* START DATASET EXCERPTS *

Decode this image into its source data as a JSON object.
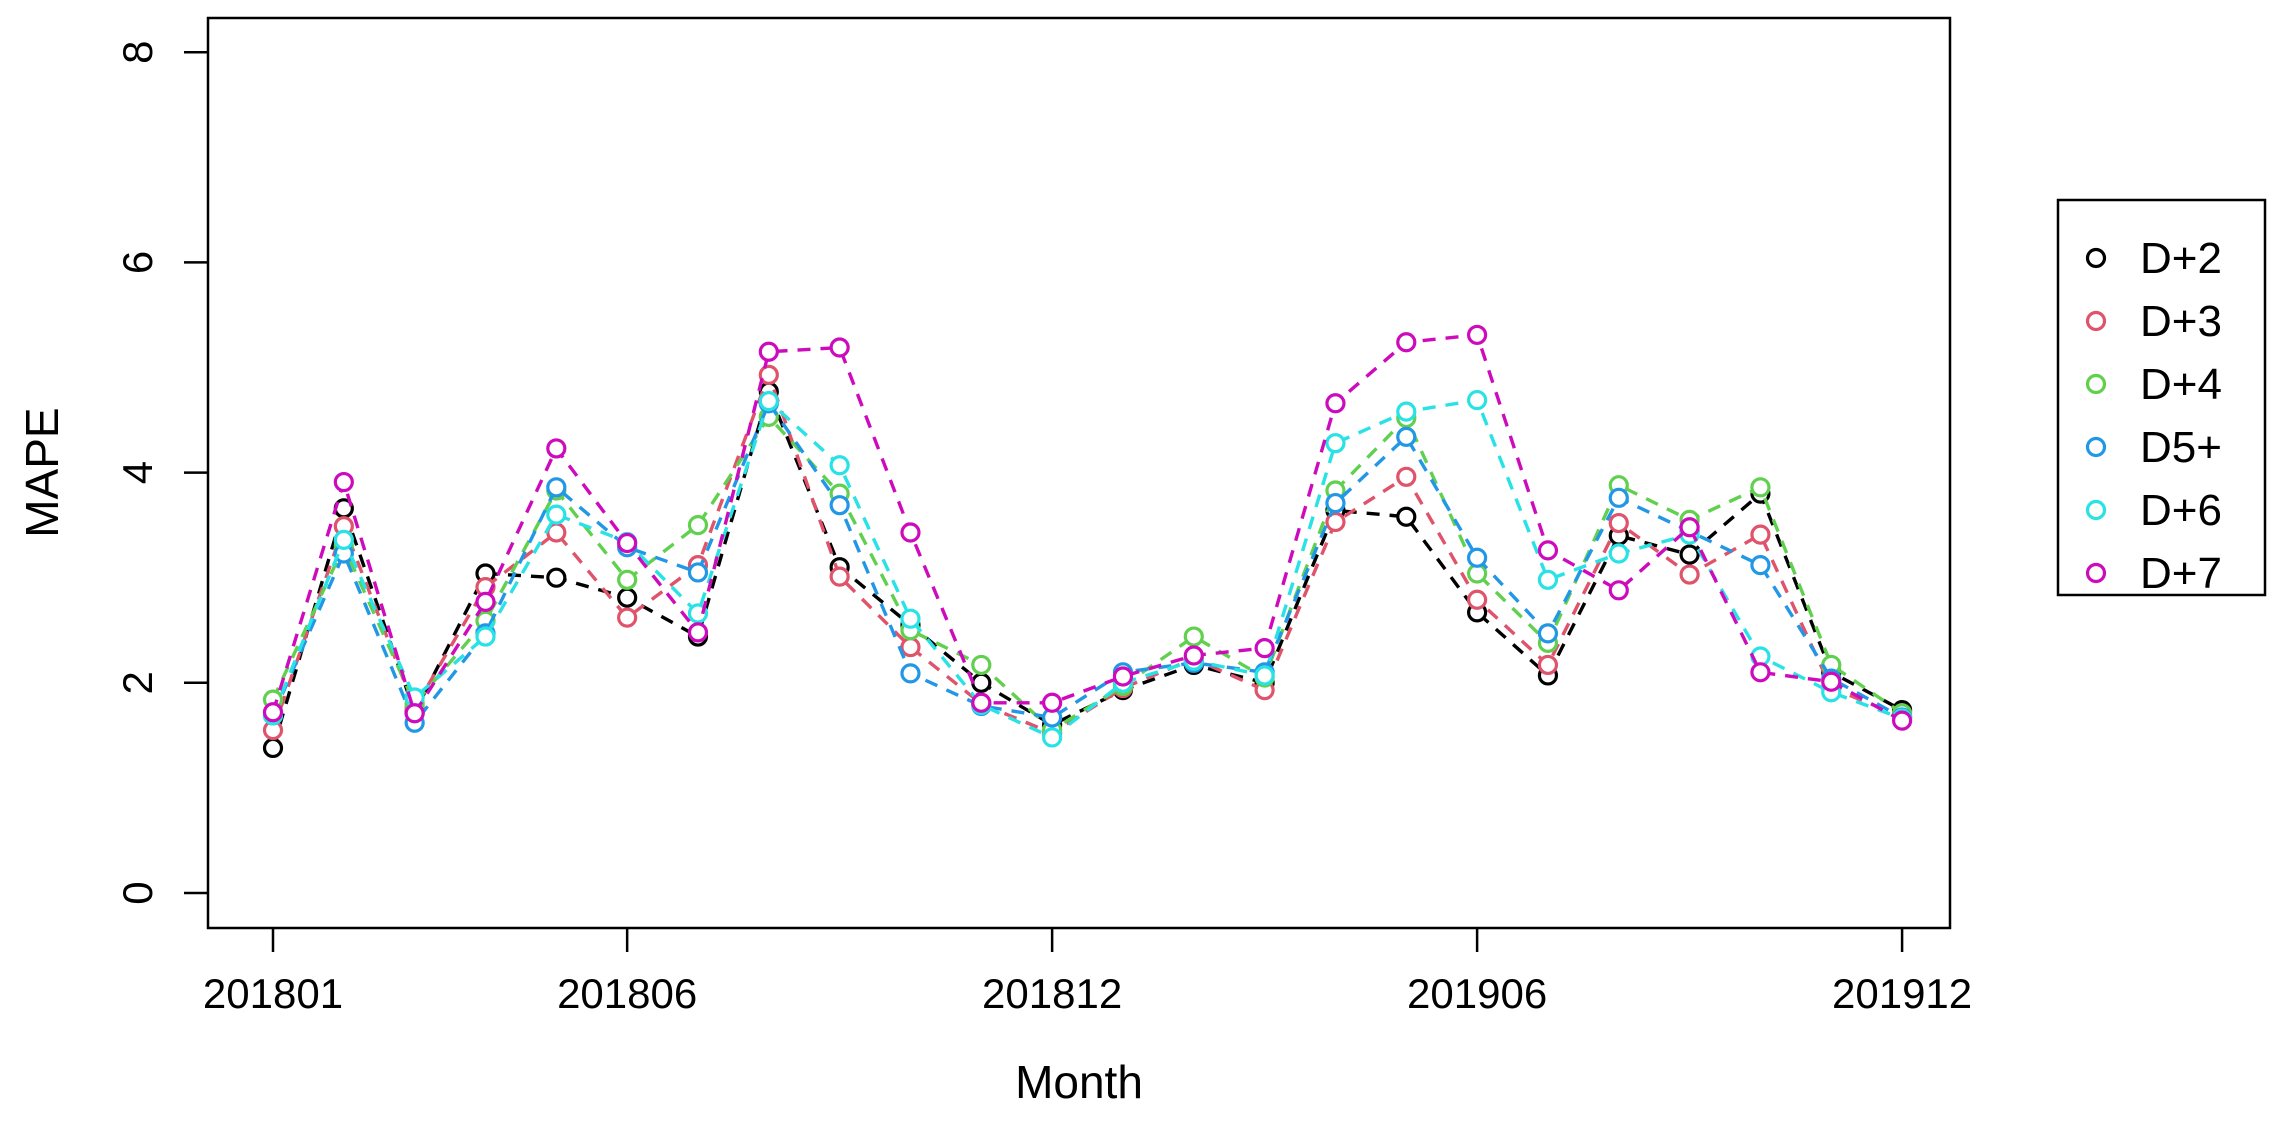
{
  "chart_data": {
    "type": "line",
    "title": "",
    "xlabel": "Month",
    "ylabel": "MAPE",
    "line_style": "dashed",
    "marker": "open-circle",
    "grid": false,
    "legend_position": "right-outside",
    "ylim": [
      0,
      8.6
    ],
    "y_ticks": [
      0,
      2,
      4,
      6,
      8
    ],
    "y_tick_labels": [
      "0",
      "2",
      "4",
      "6",
      "8"
    ],
    "x_tick_indices": [
      0,
      5,
      11,
      17,
      23
    ],
    "x_tick_labels": [
      "201801",
      "201806",
      "201812",
      "201906",
      "201912"
    ],
    "categories": [
      "201801",
      "201802",
      "201803",
      "201804",
      "201805",
      "201806",
      "201807",
      "201808",
      "201809",
      "201810",
      "201811",
      "201812",
      "201901",
      "201902",
      "201903",
      "201904",
      "201905",
      "201906",
      "201907",
      "201908",
      "201909",
      "201910",
      "201911",
      "201912"
    ],
    "series": [
      {
        "name": "D+2",
        "color": "#000000",
        "values": [
          1.38,
          3.66,
          1.72,
          3.04,
          3.0,
          2.81,
          2.44,
          4.77,
          3.1,
          2.55,
          2.0,
          1.6,
          1.93,
          2.17,
          2.0,
          3.64,
          3.58,
          2.67,
          2.07,
          3.4,
          3.22,
          3.8,
          2.1,
          1.74
        ]
      },
      {
        "name": "D+3",
        "color": "#DF536B",
        "values": [
          1.55,
          3.49,
          1.76,
          2.91,
          3.43,
          2.62,
          3.12,
          4.93,
          3.01,
          2.34,
          1.8,
          1.52,
          1.95,
          2.23,
          1.93,
          3.53,
          3.96,
          2.79,
          2.17,
          3.52,
          3.03,
          3.41,
          1.95,
          1.68
        ]
      },
      {
        "name": "D+4",
        "color": "#61D04F",
        "values": [
          1.84,
          3.3,
          1.8,
          2.59,
          3.83,
          2.98,
          3.5,
          4.53,
          3.8,
          2.5,
          2.17,
          1.55,
          1.97,
          2.44,
          2.05,
          3.83,
          4.52,
          3.04,
          2.38,
          3.88,
          3.55,
          3.86,
          2.17,
          1.71
        ]
      },
      {
        "name": "D5+",
        "color": "#2297E6",
        "values": [
          1.69,
          3.23,
          1.62,
          2.47,
          3.86,
          3.29,
          3.05,
          4.66,
          3.69,
          2.09,
          1.78,
          1.67,
          2.1,
          2.19,
          2.1,
          3.71,
          4.34,
          3.19,
          2.47,
          3.76,
          3.44,
          3.12,
          2.04,
          1.67
        ]
      },
      {
        "name": "D+6",
        "color": "#28E2E5",
        "values": [
          1.69,
          3.36,
          1.86,
          2.44,
          3.6,
          3.34,
          2.66,
          4.68,
          4.07,
          2.61,
          1.79,
          1.48,
          2.0,
          2.21,
          2.07,
          4.28,
          4.58,
          4.69,
          2.98,
          3.23,
          3.41,
          2.25,
          1.91,
          1.66
        ]
      },
      {
        "name": "D+7",
        "color": "#CD0BBC",
        "values": [
          1.72,
          3.91,
          1.71,
          2.77,
          4.23,
          3.33,
          2.48,
          5.15,
          5.19,
          3.43,
          1.81,
          1.81,
          2.06,
          2.26,
          2.33,
          4.66,
          5.24,
          5.31,
          3.26,
          2.88,
          3.48,
          2.1,
          2.01,
          1.64
        ]
      }
    ]
  }
}
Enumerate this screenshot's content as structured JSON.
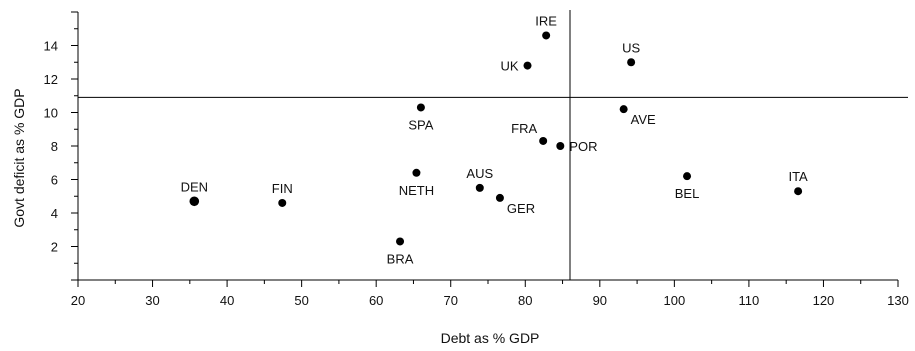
{
  "chart_data": {
    "type": "scatter",
    "title": "",
    "xlabel": "Debt as % GDP",
    "ylabel": "Govt deficit as % GDP",
    "xlim": [
      20,
      130
    ],
    "ylim": [
      0,
      16
    ],
    "xticks": [
      20,
      30,
      40,
      50,
      60,
      70,
      80,
      90,
      100,
      110,
      120,
      130
    ],
    "yticks": [
      2,
      4,
      6,
      8,
      10,
      12,
      14
    ],
    "grid": false,
    "reference_lines": {
      "x": 86,
      "y": 10.9
    },
    "points": [
      {
        "label": "IRE",
        "x": 82.8,
        "y": 14.6,
        "label_pos": "above"
      },
      {
        "label": "UK",
        "x": 80.3,
        "y": 12.8,
        "label_pos": "left"
      },
      {
        "label": "US",
        "x": 94.2,
        "y": 13.0,
        "label_pos": "above"
      },
      {
        "label": "SPA",
        "x": 66.0,
        "y": 10.3,
        "label_pos": "below"
      },
      {
        "label": "AVE",
        "x": 93.2,
        "y": 10.2,
        "label_pos": "below-right"
      },
      {
        "label": "FRA",
        "x": 82.4,
        "y": 8.3,
        "label_pos": "above-left"
      },
      {
        "label": "POR",
        "x": 84.7,
        "y": 8.0,
        "label_pos": "right"
      },
      {
        "label": "NETH",
        "x": 65.4,
        "y": 6.4,
        "label_pos": "below"
      },
      {
        "label": "AUS",
        "x": 73.9,
        "y": 5.5,
        "label_pos": "above"
      },
      {
        "label": "GER",
        "x": 76.6,
        "y": 4.9,
        "label_pos": "below-right"
      },
      {
        "label": "BEL",
        "x": 101.7,
        "y": 6.2,
        "label_pos": "below"
      },
      {
        "label": "ITA",
        "x": 116.6,
        "y": 5.3,
        "label_pos": "above"
      },
      {
        "label": "DEN",
        "x": 35.6,
        "y": 4.7,
        "label_pos": "above"
      },
      {
        "label": "FIN",
        "x": 47.4,
        "y": 4.6,
        "label_pos": "above"
      },
      {
        "label": "BRA",
        "x": 63.2,
        "y": 2.3,
        "label_pos": "below"
      }
    ]
  }
}
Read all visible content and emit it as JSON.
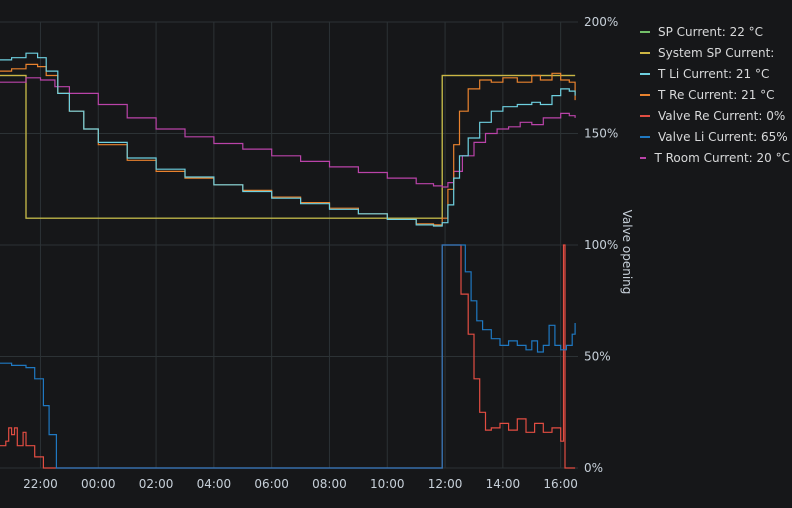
{
  "chart_data": {
    "type": "line",
    "y_axis": {
      "label": "Valve opening",
      "ticks": [
        "200%",
        "150%",
        "100%",
        "50%",
        "0%"
      ],
      "ylim": [
        0,
        200
      ]
    },
    "x_axis": {
      "ticks": [
        "22:00",
        "00:00",
        "02:00",
        "04:00",
        "06:00",
        "08:00",
        "10:00",
        "12:00",
        "14:00",
        "16:00"
      ],
      "tick_hours": [
        22,
        24,
        26,
        28,
        30,
        32,
        34,
        36,
        38,
        40
      ],
      "xlim_hours": [
        20.6,
        40.6
      ]
    },
    "grid": true,
    "legend_position": "right",
    "series": [
      {
        "name": "SP",
        "legend": "SP  Current: 22 °C",
        "color": "#73bf69",
        "points": [
          [
            20.6,
            176
          ],
          [
            21.5,
            176
          ],
          [
            21.5,
            112
          ],
          [
            35.9,
            112
          ],
          [
            35.9,
            176
          ],
          [
            40.5,
            176
          ]
        ]
      },
      {
        "name": "System SP",
        "legend": "System SP  Current:",
        "color": "#cdb543",
        "points": [
          [
            20.6,
            176
          ],
          [
            21.5,
            176
          ],
          [
            21.5,
            112
          ],
          [
            35.9,
            112
          ],
          [
            35.9,
            176
          ],
          [
            40.5,
            176
          ]
        ]
      },
      {
        "name": "T Li",
        "legend": "T Li  Current: 21 °C",
        "color": "#6ed0e0",
        "points": [
          [
            20.6,
            183
          ],
          [
            21.0,
            184
          ],
          [
            21.5,
            186
          ],
          [
            21.9,
            184
          ],
          [
            22.2,
            178
          ],
          [
            22.6,
            168
          ],
          [
            23.0,
            160
          ],
          [
            23.5,
            152
          ],
          [
            24.0,
            146
          ],
          [
            25.0,
            139
          ],
          [
            26.0,
            134
          ],
          [
            27.0,
            130.5
          ],
          [
            28.0,
            127
          ],
          [
            29.0,
            124
          ],
          [
            30.0,
            121
          ],
          [
            31.0,
            118.5
          ],
          [
            32.0,
            116
          ],
          [
            33.0,
            114
          ],
          [
            34.0,
            111.5
          ],
          [
            35.0,
            109
          ],
          [
            35.6,
            108.5
          ],
          [
            35.9,
            110
          ],
          [
            36.1,
            118
          ],
          [
            36.3,
            130
          ],
          [
            36.5,
            140
          ],
          [
            36.8,
            148
          ],
          [
            37.2,
            155
          ],
          [
            37.6,
            160
          ],
          [
            38.0,
            162
          ],
          [
            38.5,
            163
          ],
          [
            39.0,
            164
          ],
          [
            39.3,
            163
          ],
          [
            39.7,
            167
          ],
          [
            40.0,
            170
          ],
          [
            40.3,
            169
          ],
          [
            40.5,
            167
          ]
        ]
      },
      {
        "name": "T Re",
        "legend": "T Re  Current: 21 °C",
        "color": "#e8822e",
        "points": [
          [
            20.6,
            178
          ],
          [
            21.0,
            179
          ],
          [
            21.5,
            181
          ],
          [
            21.9,
            180
          ],
          [
            22.2,
            176
          ],
          [
            22.6,
            168
          ],
          [
            23.0,
            160
          ],
          [
            23.5,
            152
          ],
          [
            24.0,
            145
          ],
          [
            25.0,
            138
          ],
          [
            26.0,
            133
          ],
          [
            27.0,
            130
          ],
          [
            28.0,
            127
          ],
          [
            29.0,
            124.5
          ],
          [
            30.0,
            121.5
          ],
          [
            31.0,
            119
          ],
          [
            32.0,
            116.5
          ],
          [
            33.0,
            114
          ],
          [
            34.0,
            111.5
          ],
          [
            35.0,
            109.5
          ],
          [
            35.6,
            109
          ],
          [
            35.9,
            112
          ],
          [
            36.1,
            125
          ],
          [
            36.3,
            145
          ],
          [
            36.5,
            160
          ],
          [
            36.8,
            170
          ],
          [
            37.2,
            174
          ],
          [
            37.6,
            173
          ],
          [
            38.0,
            175
          ],
          [
            38.5,
            173
          ],
          [
            39.0,
            176
          ],
          [
            39.3,
            174
          ],
          [
            39.7,
            177
          ],
          [
            40.0,
            174
          ],
          [
            40.3,
            173
          ],
          [
            40.5,
            165
          ]
        ]
      },
      {
        "name": "Valve Re",
        "legend": "Valve Re  Current: 0%",
        "color": "#e24d42",
        "points": [
          [
            20.6,
            10
          ],
          [
            20.8,
            12
          ],
          [
            20.9,
            18
          ],
          [
            21.0,
            15
          ],
          [
            21.1,
            18
          ],
          [
            21.2,
            10
          ],
          [
            21.4,
            16
          ],
          [
            21.5,
            10
          ],
          [
            21.8,
            5
          ],
          [
            22.1,
            0
          ],
          [
            35.9,
            0
          ],
          [
            35.9,
            100
          ],
          [
            36.4,
            100
          ],
          [
            36.55,
            78
          ],
          [
            36.8,
            60
          ],
          [
            37.0,
            40
          ],
          [
            37.2,
            25
          ],
          [
            37.4,
            17
          ],
          [
            37.6,
            18
          ],
          [
            37.9,
            20
          ],
          [
            38.2,
            17
          ],
          [
            38.5,
            22
          ],
          [
            38.8,
            16
          ],
          [
            39.1,
            20
          ],
          [
            39.4,
            16
          ],
          [
            39.7,
            18
          ],
          [
            40.0,
            12
          ],
          [
            40.1,
            100
          ],
          [
            40.15,
            0
          ],
          [
            40.5,
            0
          ]
        ]
      },
      {
        "name": "Valve Li",
        "legend": "Valve Li  Current: 65%",
        "color": "#1f78c1",
        "points": [
          [
            20.6,
            47
          ],
          [
            21.0,
            46
          ],
          [
            21.5,
            45
          ],
          [
            21.8,
            40
          ],
          [
            22.1,
            28
          ],
          [
            22.3,
            15
          ],
          [
            22.55,
            0
          ],
          [
            35.9,
            0
          ],
          [
            35.9,
            100
          ],
          [
            36.5,
            100
          ],
          [
            36.7,
            88
          ],
          [
            36.9,
            75
          ],
          [
            37.1,
            66
          ],
          [
            37.3,
            62
          ],
          [
            37.6,
            58
          ],
          [
            37.9,
            55
          ],
          [
            38.2,
            57
          ],
          [
            38.5,
            55
          ],
          [
            38.8,
            53
          ],
          [
            39.0,
            57
          ],
          [
            39.2,
            52
          ],
          [
            39.4,
            55
          ],
          [
            39.6,
            64
          ],
          [
            39.8,
            55
          ],
          [
            40.0,
            53
          ],
          [
            40.2,
            55
          ],
          [
            40.4,
            60
          ],
          [
            40.5,
            65
          ]
        ]
      },
      {
        "name": "T Room",
        "legend": "T Room  Current: 20 °C",
        "color": "#ba43a9",
        "points": [
          [
            20.6,
            173
          ],
          [
            21.0,
            173
          ],
          [
            21.5,
            175
          ],
          [
            22.0,
            174
          ],
          [
            22.5,
            171
          ],
          [
            23.0,
            168
          ],
          [
            24.0,
            163
          ],
          [
            25.0,
            157
          ],
          [
            26.0,
            152
          ],
          [
            27.0,
            148.5
          ],
          [
            28.0,
            145.5
          ],
          [
            29.0,
            143
          ],
          [
            30.0,
            140
          ],
          [
            31.0,
            137.5
          ],
          [
            32.0,
            135
          ],
          [
            33.0,
            132.5
          ],
          [
            34.0,
            130
          ],
          [
            35.0,
            127.5
          ],
          [
            35.6,
            126.5
          ],
          [
            35.9,
            126
          ],
          [
            36.1,
            128
          ],
          [
            36.3,
            133
          ],
          [
            36.6,
            140
          ],
          [
            37.0,
            146
          ],
          [
            37.4,
            150
          ],
          [
            37.8,
            152
          ],
          [
            38.2,
            153
          ],
          [
            38.6,
            155
          ],
          [
            39.0,
            154
          ],
          [
            39.4,
            157
          ],
          [
            39.8,
            157
          ],
          [
            40.0,
            159
          ],
          [
            40.3,
            158
          ],
          [
            40.5,
            157
          ]
        ]
      }
    ]
  }
}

* END DATASET EXCERPTS *

Each line containing "content" counts once; state the total number of such lines and nothing else.

2